### STATED GOAL
Render the items from the line containing "axis-label: 5 [492,723,500,738]" through the line containing "axis-label: 1 [30,486,38,502]", both included, as a numbered list with blank lines left out.
○ ○ ○ ○ ○ ○ ○
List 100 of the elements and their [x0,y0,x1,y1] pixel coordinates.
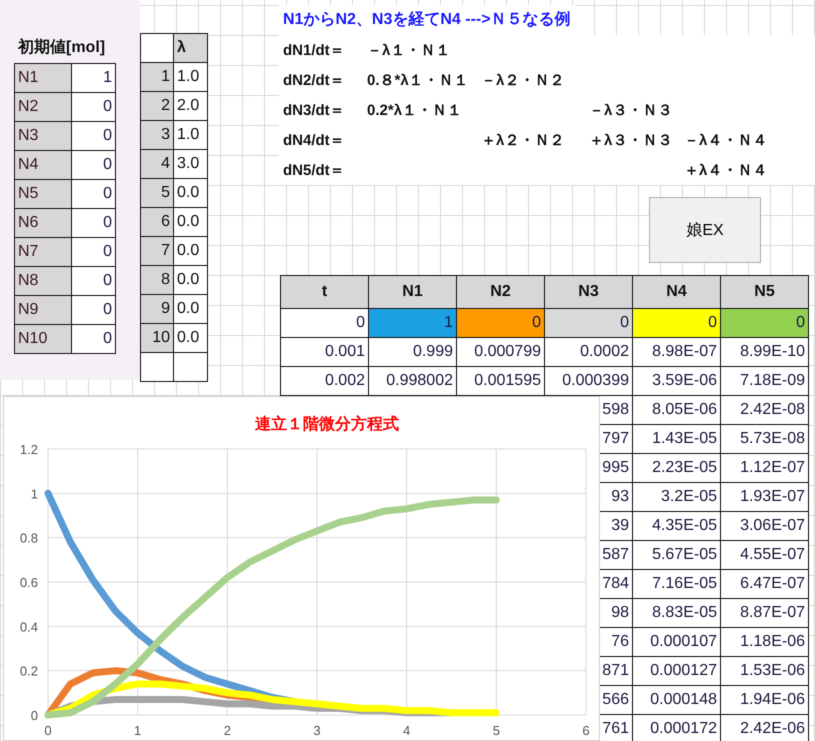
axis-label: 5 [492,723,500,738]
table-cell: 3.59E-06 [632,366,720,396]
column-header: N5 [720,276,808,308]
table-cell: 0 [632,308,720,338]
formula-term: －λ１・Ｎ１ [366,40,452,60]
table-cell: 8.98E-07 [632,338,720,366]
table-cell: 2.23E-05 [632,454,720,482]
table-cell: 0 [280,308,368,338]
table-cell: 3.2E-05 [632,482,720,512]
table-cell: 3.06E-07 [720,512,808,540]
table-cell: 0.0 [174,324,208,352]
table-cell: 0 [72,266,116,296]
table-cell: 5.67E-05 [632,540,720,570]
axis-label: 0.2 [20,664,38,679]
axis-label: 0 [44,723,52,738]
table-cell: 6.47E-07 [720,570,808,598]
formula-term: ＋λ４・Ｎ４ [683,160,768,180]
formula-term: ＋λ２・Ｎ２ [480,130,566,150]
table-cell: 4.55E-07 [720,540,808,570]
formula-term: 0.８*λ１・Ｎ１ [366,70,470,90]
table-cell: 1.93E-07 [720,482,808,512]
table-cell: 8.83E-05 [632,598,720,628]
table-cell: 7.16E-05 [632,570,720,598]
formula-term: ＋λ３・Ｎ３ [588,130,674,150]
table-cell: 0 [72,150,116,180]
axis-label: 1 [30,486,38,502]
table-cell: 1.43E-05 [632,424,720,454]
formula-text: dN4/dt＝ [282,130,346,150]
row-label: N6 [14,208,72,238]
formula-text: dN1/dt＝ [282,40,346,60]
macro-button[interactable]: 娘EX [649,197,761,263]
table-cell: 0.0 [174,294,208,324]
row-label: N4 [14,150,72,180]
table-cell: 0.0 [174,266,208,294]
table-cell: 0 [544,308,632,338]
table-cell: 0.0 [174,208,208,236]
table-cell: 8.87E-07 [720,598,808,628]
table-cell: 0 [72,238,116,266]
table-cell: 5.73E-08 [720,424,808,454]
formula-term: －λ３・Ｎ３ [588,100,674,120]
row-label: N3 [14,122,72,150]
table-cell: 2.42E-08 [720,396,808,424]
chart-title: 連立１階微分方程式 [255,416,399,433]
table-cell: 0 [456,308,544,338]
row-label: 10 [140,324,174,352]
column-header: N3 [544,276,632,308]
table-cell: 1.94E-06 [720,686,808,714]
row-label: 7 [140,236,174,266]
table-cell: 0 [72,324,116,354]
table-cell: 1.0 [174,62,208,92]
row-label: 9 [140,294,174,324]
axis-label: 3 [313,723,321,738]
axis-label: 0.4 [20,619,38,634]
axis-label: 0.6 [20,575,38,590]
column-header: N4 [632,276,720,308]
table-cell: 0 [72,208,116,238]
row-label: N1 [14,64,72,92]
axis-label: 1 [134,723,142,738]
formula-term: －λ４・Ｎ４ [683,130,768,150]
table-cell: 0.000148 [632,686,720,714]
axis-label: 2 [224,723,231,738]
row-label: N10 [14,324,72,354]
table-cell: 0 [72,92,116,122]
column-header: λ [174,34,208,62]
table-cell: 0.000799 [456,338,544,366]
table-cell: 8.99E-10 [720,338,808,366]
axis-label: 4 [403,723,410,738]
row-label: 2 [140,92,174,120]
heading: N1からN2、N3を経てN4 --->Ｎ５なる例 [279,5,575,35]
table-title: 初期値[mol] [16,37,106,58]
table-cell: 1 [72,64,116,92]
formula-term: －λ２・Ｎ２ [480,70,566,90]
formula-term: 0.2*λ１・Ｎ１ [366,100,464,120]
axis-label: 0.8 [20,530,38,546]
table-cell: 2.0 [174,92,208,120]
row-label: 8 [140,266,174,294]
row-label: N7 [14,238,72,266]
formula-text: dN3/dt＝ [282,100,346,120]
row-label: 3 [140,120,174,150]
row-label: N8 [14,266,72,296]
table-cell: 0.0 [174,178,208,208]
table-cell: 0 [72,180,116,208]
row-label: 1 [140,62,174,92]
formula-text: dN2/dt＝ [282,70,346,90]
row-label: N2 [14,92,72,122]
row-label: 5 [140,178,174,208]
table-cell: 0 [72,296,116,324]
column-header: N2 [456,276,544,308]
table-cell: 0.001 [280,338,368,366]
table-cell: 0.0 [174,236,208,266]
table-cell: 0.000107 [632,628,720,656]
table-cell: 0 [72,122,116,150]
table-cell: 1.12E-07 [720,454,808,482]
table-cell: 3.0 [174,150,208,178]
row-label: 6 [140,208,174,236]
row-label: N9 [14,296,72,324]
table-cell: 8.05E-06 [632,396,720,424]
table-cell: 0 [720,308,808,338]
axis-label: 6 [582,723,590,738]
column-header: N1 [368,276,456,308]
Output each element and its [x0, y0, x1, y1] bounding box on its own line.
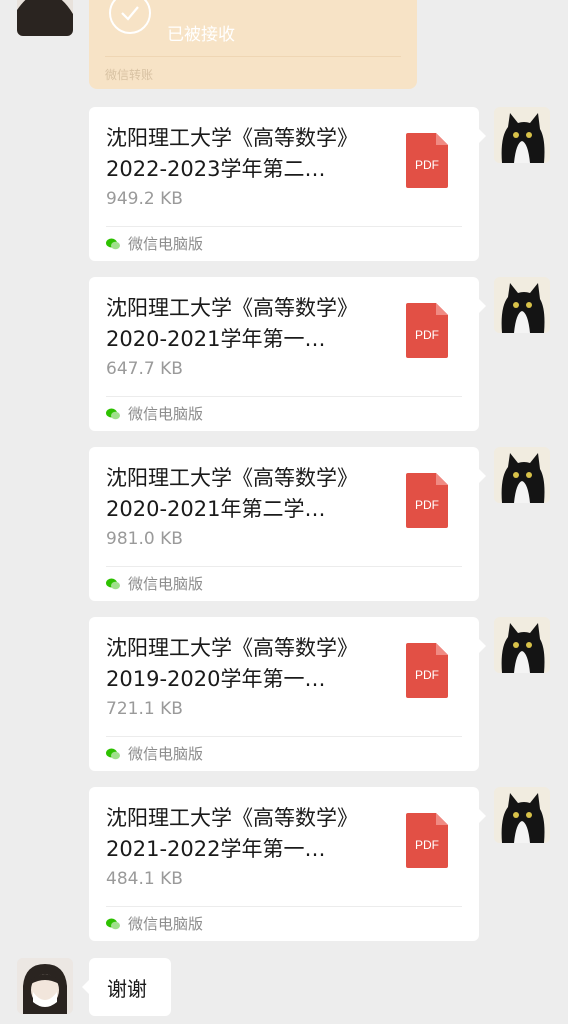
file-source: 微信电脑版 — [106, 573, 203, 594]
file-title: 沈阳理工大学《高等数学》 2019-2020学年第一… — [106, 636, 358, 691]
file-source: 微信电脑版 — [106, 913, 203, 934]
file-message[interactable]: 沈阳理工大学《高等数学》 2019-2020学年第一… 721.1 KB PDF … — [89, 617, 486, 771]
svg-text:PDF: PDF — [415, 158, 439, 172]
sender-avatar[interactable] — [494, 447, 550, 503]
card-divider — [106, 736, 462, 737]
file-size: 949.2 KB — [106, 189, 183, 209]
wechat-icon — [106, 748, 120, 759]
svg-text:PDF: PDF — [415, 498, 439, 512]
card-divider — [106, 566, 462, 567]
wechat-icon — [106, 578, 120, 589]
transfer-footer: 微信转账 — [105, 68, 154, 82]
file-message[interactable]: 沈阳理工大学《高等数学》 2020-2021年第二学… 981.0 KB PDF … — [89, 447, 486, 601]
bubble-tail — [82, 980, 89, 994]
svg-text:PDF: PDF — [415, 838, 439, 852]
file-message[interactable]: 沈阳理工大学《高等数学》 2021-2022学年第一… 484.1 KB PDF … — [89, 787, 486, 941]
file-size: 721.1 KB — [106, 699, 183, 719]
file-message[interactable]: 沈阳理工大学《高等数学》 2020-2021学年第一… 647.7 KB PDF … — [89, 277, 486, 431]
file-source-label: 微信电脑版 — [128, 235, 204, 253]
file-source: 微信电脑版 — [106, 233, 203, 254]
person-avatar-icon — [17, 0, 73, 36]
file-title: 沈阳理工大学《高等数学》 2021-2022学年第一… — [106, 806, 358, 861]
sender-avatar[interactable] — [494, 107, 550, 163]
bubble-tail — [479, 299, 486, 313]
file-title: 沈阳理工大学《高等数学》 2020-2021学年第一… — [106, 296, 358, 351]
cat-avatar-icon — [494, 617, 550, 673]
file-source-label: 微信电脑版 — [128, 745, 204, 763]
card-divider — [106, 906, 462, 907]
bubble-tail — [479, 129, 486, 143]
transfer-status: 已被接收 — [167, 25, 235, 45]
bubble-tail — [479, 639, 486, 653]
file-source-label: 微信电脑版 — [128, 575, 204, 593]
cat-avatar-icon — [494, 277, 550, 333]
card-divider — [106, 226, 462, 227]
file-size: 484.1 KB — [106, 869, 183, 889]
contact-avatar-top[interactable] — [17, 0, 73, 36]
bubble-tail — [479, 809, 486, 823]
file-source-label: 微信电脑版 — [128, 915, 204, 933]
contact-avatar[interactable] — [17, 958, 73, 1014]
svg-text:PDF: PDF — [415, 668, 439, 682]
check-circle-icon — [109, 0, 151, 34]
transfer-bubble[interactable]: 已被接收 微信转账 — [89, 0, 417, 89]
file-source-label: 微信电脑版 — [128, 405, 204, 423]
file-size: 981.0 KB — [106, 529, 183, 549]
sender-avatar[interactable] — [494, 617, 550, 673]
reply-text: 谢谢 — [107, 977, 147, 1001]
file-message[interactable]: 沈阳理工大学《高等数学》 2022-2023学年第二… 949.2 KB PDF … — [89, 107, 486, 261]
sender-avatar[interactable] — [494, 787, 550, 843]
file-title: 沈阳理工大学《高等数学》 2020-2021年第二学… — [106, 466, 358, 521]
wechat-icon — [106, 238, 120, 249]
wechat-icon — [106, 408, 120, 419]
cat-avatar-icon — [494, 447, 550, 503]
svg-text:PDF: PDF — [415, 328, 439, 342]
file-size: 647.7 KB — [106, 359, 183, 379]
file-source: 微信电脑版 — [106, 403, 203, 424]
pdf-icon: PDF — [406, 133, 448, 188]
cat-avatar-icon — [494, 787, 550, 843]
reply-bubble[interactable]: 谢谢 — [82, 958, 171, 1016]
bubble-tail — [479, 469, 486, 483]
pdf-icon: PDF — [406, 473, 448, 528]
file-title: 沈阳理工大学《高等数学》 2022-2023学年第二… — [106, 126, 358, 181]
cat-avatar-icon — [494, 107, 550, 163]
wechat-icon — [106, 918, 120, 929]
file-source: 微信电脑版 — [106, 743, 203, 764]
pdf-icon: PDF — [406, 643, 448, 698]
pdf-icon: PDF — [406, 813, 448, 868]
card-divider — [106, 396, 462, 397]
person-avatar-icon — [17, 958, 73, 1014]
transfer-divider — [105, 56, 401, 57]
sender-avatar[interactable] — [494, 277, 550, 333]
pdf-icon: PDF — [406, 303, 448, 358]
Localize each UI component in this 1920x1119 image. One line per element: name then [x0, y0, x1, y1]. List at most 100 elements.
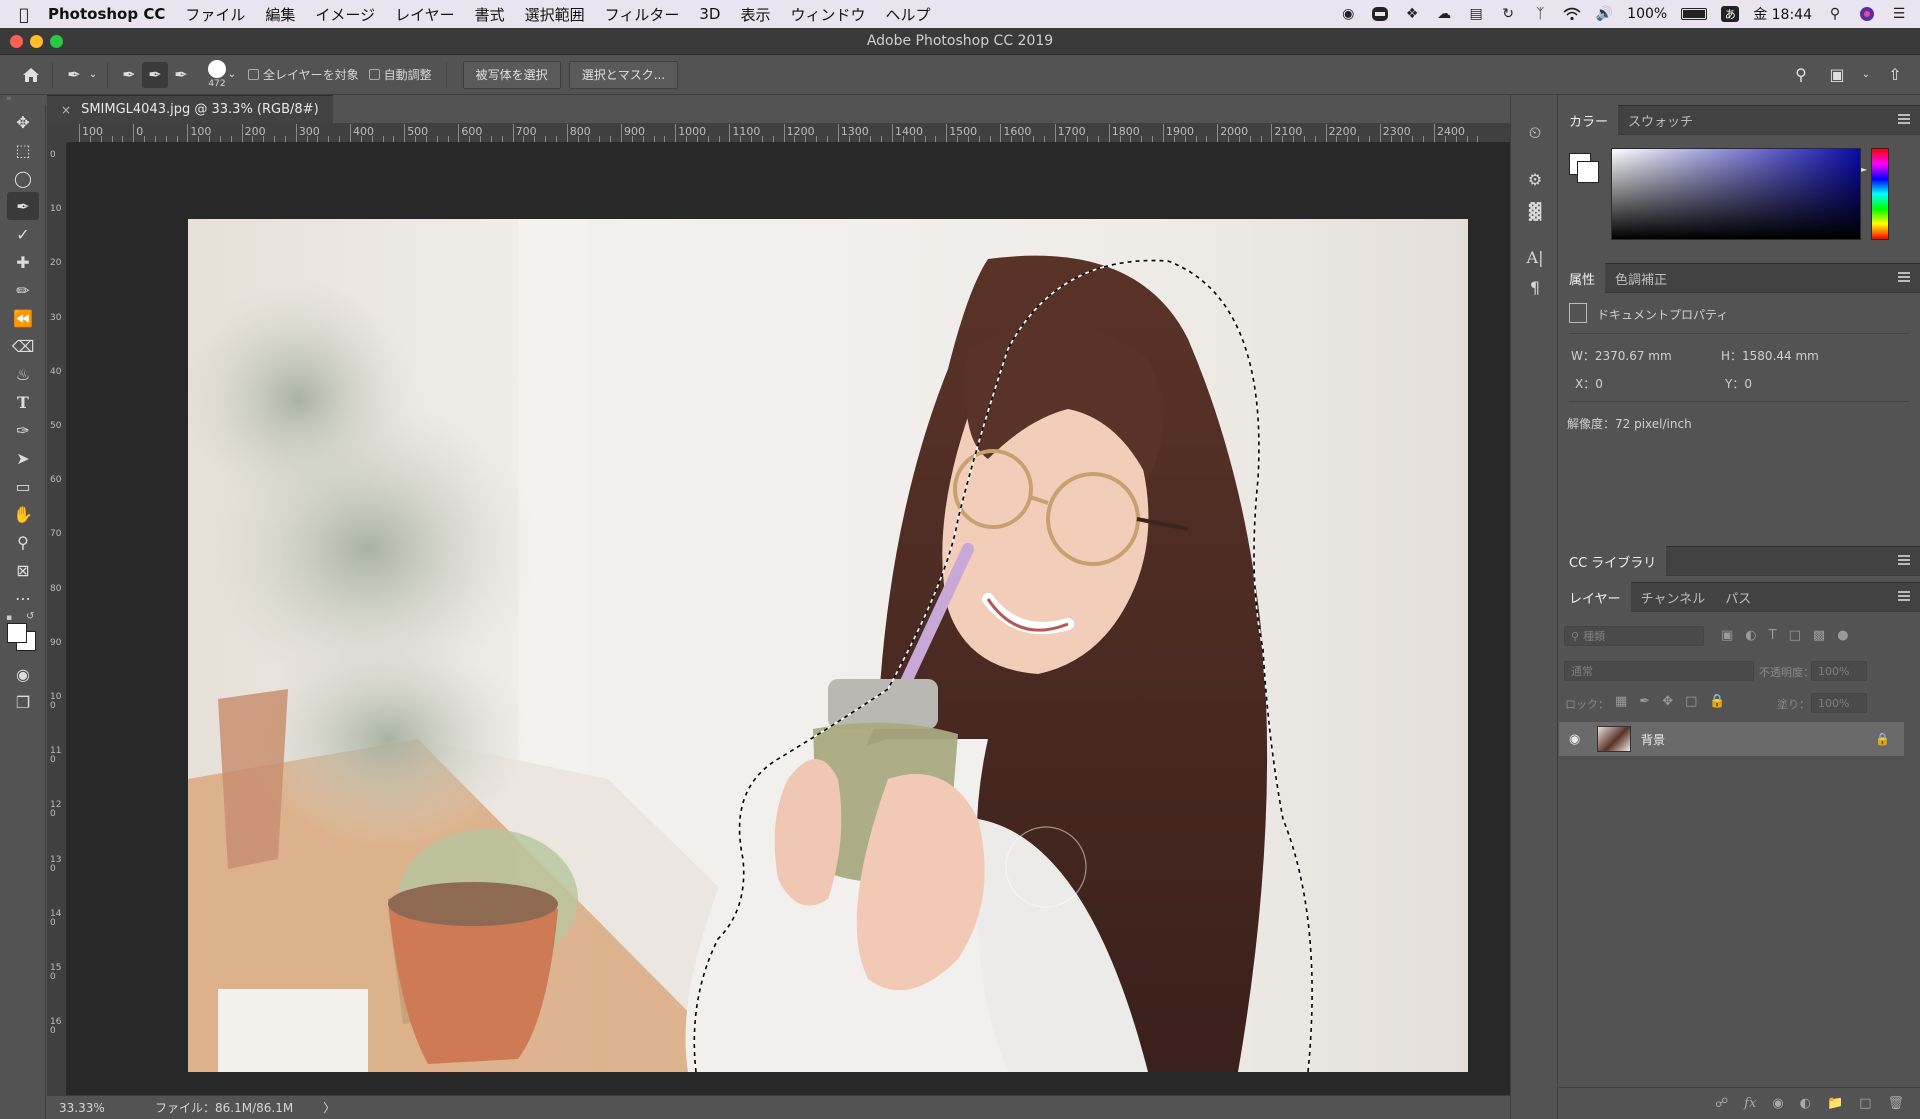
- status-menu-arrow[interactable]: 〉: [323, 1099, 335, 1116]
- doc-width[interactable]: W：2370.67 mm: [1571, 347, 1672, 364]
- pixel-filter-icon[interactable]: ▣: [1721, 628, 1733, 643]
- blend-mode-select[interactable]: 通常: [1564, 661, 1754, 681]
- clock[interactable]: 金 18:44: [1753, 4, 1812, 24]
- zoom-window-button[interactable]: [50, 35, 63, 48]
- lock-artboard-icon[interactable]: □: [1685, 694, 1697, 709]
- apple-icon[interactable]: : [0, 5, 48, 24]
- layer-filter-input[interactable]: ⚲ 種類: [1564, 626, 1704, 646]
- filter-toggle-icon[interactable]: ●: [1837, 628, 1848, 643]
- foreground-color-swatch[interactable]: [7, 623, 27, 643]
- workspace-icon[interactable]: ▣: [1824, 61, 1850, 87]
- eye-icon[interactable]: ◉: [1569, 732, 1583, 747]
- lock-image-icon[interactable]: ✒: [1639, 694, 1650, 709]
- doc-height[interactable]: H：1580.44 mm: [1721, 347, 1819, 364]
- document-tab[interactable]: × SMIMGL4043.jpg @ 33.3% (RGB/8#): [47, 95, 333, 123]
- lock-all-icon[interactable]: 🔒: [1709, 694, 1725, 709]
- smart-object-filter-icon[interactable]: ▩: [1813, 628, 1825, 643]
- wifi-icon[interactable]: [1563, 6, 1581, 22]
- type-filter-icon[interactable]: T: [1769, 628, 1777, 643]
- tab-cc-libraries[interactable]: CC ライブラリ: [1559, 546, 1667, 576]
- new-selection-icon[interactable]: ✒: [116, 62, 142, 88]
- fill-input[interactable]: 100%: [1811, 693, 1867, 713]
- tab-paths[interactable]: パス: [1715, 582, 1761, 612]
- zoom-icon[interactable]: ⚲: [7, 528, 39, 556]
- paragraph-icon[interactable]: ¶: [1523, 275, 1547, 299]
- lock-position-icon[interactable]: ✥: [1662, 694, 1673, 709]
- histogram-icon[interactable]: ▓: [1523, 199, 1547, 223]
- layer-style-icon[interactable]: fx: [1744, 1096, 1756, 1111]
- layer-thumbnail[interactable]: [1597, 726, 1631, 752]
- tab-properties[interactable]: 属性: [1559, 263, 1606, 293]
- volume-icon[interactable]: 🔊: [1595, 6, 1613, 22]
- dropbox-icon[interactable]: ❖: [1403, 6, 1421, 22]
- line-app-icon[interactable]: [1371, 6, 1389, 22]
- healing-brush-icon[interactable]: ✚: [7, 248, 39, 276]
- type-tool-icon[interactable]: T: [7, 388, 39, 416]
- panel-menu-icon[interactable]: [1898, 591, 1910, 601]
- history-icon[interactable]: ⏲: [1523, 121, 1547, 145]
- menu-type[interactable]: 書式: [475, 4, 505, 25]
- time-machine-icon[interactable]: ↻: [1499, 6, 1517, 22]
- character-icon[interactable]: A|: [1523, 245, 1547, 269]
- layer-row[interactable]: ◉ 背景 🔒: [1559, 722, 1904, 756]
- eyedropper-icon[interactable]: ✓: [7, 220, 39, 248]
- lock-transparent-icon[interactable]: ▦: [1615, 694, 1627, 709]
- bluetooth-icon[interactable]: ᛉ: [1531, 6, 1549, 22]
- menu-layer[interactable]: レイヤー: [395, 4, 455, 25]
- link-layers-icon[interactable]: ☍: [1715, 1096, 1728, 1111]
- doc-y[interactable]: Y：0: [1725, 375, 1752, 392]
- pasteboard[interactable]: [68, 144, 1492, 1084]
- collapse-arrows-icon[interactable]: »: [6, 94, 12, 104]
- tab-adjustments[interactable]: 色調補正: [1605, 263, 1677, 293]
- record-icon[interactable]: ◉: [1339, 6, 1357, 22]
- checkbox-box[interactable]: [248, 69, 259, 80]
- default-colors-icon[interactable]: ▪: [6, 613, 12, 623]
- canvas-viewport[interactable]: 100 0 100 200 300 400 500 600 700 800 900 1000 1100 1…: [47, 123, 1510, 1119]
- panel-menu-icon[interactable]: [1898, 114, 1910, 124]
○ ○ ○ ○ ○ ○ ○
### WORKED SOLUTION
1. axis-label: 5 [492,723,500,738]
2. table-cell: 3.59E-06 [632,366,720,396]
3. column-header: N5 [720,276,808,308]
4. table-cell: 0 [632,308,720,338]
5. formula-term: －λ１・Ｎ１ [366,40,452,60]
6. table-cell: 8.98E-07 [632,338,720,366]
7. table-cell: 2.23E-05 [632,454,720,482]
8. table-cell: 0 [280,308,368,338]
9. table-cell: 3.2E-05 [632,482,720,512]
10. table-cell: 3.06E-07 [720,512,808,540]
11. table-cell: 0.0 [174,324,208,352]
12. table-cell: 0 [72,266,116,296]
13. table-cell: 5.67E-05 [632,540,720,570]
14. axis-label: 0.2 [20,664,38,679]
15. axis-label: 0 [44,723,52,738]
16. table-cell: 6.47E-07 [720,570,808,598]
17. formula-term: ＋λ４・Ｎ４ [683,160,768,180]
18. formula-term: ＋λ２・Ｎ２ [480,130,566,150]
19. table-cell: 4.55E-07 [720,540,808,570]
20. formula-term: 0.８*λ１・Ｎ１ [366,70,470,90]
21. table-cell: 1.93E-07 [720,482,808,512]
22. table-cell: 8.83E-05 [632,598,720,628]
23. table-cell: 7.16E-05 [632,570,720,598]
24. formula-term: ＋λ３・Ｎ３ [588,130,674,150]
25. table-cell: 0 [72,150,116,180]
26. axis-label: 1 [30,486,38,502]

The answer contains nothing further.